[START]
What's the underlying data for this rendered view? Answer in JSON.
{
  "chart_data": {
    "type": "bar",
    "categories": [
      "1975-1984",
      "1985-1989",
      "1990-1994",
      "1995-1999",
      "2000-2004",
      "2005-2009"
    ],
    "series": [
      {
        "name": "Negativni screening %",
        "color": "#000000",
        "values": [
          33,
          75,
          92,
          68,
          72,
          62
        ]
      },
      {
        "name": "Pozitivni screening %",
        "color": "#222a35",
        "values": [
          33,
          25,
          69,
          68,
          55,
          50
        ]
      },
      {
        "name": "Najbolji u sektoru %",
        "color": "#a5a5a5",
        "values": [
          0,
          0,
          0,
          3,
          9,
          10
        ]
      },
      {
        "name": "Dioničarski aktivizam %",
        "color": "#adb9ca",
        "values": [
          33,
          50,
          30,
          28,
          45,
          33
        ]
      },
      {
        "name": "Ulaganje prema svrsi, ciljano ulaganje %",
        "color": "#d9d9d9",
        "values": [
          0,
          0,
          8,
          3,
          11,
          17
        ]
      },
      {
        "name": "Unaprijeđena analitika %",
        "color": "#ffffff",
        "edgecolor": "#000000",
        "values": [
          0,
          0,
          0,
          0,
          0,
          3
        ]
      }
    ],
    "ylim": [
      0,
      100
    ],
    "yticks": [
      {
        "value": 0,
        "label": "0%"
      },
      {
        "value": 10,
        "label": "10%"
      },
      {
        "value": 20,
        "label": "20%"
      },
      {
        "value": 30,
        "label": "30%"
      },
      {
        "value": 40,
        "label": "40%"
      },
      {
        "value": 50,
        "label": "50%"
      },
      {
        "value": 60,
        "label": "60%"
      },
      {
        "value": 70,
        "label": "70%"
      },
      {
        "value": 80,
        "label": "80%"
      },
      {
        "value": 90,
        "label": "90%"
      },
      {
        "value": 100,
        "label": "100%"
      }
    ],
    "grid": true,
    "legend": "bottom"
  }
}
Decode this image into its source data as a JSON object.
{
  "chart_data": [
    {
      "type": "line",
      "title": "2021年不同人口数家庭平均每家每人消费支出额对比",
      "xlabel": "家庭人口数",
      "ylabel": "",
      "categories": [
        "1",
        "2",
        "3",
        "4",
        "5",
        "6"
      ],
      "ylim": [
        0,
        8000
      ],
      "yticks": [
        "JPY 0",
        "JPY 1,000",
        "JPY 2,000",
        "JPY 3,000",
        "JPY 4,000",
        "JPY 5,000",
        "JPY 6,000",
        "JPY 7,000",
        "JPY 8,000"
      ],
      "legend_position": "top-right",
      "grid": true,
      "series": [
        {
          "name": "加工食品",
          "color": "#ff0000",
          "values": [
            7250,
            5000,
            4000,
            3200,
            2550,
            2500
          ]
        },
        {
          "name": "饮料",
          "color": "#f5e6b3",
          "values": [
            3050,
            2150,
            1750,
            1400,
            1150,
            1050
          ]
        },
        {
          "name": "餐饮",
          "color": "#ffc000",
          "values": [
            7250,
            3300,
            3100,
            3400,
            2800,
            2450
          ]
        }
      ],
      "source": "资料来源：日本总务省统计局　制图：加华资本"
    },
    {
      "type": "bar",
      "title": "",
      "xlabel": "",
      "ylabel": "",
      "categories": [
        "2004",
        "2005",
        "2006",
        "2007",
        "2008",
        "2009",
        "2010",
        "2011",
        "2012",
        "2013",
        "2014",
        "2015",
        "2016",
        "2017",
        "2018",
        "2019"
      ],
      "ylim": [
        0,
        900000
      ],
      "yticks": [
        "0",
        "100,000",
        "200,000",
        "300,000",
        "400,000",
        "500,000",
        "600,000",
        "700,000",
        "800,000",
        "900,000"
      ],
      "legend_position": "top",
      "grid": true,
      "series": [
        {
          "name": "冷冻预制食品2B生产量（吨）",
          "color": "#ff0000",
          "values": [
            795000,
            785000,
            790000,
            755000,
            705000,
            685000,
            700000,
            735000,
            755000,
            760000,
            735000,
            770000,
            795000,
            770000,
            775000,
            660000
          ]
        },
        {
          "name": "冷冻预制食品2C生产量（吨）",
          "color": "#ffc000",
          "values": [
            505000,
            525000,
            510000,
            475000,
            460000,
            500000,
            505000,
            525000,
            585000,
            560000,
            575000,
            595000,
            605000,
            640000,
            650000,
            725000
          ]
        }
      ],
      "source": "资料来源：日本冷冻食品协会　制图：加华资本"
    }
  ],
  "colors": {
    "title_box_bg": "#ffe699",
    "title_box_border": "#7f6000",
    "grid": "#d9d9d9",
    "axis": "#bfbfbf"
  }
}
[END]
◆ Exercise goal ◆
All of the entries must be quoted exactly; please include each one.

◆ The completed task ◆
What's the underlying data for this rendered view? Answer in JSON.
{
  "chart_data": {
    "type": "bar",
    "categories": [
      "1975-1984",
      "1985-1989",
      "1990-1994",
      "1995-1999",
      "2000-2004",
      "2005-2009"
    ],
    "series": [
      {
        "name": "Negativni screening %",
        "color": "#000000",
        "values": [
          33,
          75,
          92,
          68,
          72,
          62
        ]
      },
      {
        "name": "Pozitivni screening %",
        "color": "#222a35",
        "values": [
          33,
          25,
          69,
          68,
          55,
          50
        ]
      },
      {
        "name": "Najbolji u sektoru %",
        "color": "#a5a5a5",
        "values": [
          0,
          0,
          0,
          3,
          9,
          10
        ]
      },
      {
        "name": "Dioničarski aktivizam %",
        "color": "#adb9ca",
        "values": [
          33,
          50,
          30,
          28,
          45,
          33
        ]
      },
      {
        "name": "Ulaganje prema svrsi, ciljano ulaganje %",
        "color": "#d9d9d9",
        "values": [
          0,
          0,
          8,
          3,
          11,
          17
        ]
      },
      {
        "name": "Unaprijeđena analitika %",
        "color": "#ffffff",
        "edgecolor": "#000000",
        "values": [
          0,
          0,
          0,
          0,
          0,
          3
        ]
      }
    ],
    "ylim": [
      0,
      100
    ],
    "yticks": [
      {
        "value": 0,
        "label": "0%"
      },
      {
        "value": 10,
        "label": "10%"
      },
      {
        "value": 20,
        "label": "20%"
      },
      {
        "value": 30,
        "label": "30%"
      },
      {
        "value": 40,
        "label": "40%"
      },
      {
        "value": 50,
        "label": "50%"
      },
      {
        "value": 60,
        "label": "60%"
      },
      {
        "value": 70,
        "label": "70%"
      },
      {
        "value": 80,
        "label": "80%"
      },
      {
        "value": 90,
        "label": "90%"
      },
      {
        "value": 100,
        "label": "100%"
      }
    ],
    "grid": true,
    "legend": "bottom"
  }
}
Decode this image into its source data as a JSON object.
{
  "chart_data": [
    {
      "type": "line",
      "title": "2021年不同人口数家庭平均每家每人消费支出额对比",
      "xlabel": "家庭人口数",
      "ylabel": "",
      "categories": [
        "1",
        "2",
        "3",
        "4",
        "5",
        "6"
      ],
      "ylim": [
        0,
        8000
      ],
      "yticks": [
        "JPY 0",
        "JPY 1,000",
        "JPY 2,000",
        "JPY 3,000",
        "JPY 4,000",
        "JPY 5,000",
        "JPY 6,000",
        "JPY 7,000",
        "JPY 8,000"
      ],
      "legend_position": "top-right",
      "grid": true,
      "series": [
        {
          "name": "加工食品",
          "color": "#ff0000",
          "values": [
            7250,
            5000,
            4000,
            3200,
            2550,
            2500
          ]
        },
        {
          "name": "饮料",
          "color": "#f5e6b3",
          "values": [
            3050,
            2150,
            1750,
            1400,
            1150,
            1050
          ]
        },
        {
          "name": "餐饮",
          "color": "#ffc000",
          "values": [
            7250,
            3300,
            3100,
            3400,
            2800,
            2450
          ]
        }
      ],
      "source": "资料来源：日本总务省统计局　制图：加华资本"
    },
    {
      "type": "bar",
      "title": "",
      "xlabel": "",
      "ylabel": "",
      "categories": [
        "2004",
        "2005",
        "2006",
        "2007",
        "2008",
        "2009",
        "2010",
        "2011",
        "2012",
        "2013",
        "2014",
        "2015",
        "2016",
        "2017",
        "2018",
        "2019"
      ],
      "ylim": [
        0,
        900000
      ],
      "yticks": [
        "0",
        "100,000",
        "200,000",
        "300,000",
        "400,000",
        "500,000",
        "600,000",
        "700,000",
        "800,000",
        "900,000"
      ],
      "legend_position": "top",
      "grid": true,
      "series": [
        {
          "name": "冷冻预制食品2B生产量（吨）",
          "color": "#ff0000",
          "values": [
            795000,
            785000,
            790000,
            755000,
            705000,
            685000,
            700000,
            735000,
            755000,
            760000,
            735000,
            770000,
            795000,
            770000,
            775000,
            660000
          ]
        },
        {
          "name": "冷冻预制食品2C生产量（吨）",
          "color": "#ffc000",
          "values": [
            505000,
            525000,
            510000,
            475000,
            460000,
            500000,
            505000,
            525000,
            585000,
            560000,
            575000,
            595000,
            605000,
            640000,
            650000,
            725000
          ]
        }
      ],
      "source": "资料来源：日本冷冻食品协会　制图：加华资本"
    }
  ],
  "colors": {
    "title_box_bg": "#ffe699",
    "title_box_border": "#7f6000",
    "grid": "#d9d9d9",
    "axis": "#bfbfbf"
  }
}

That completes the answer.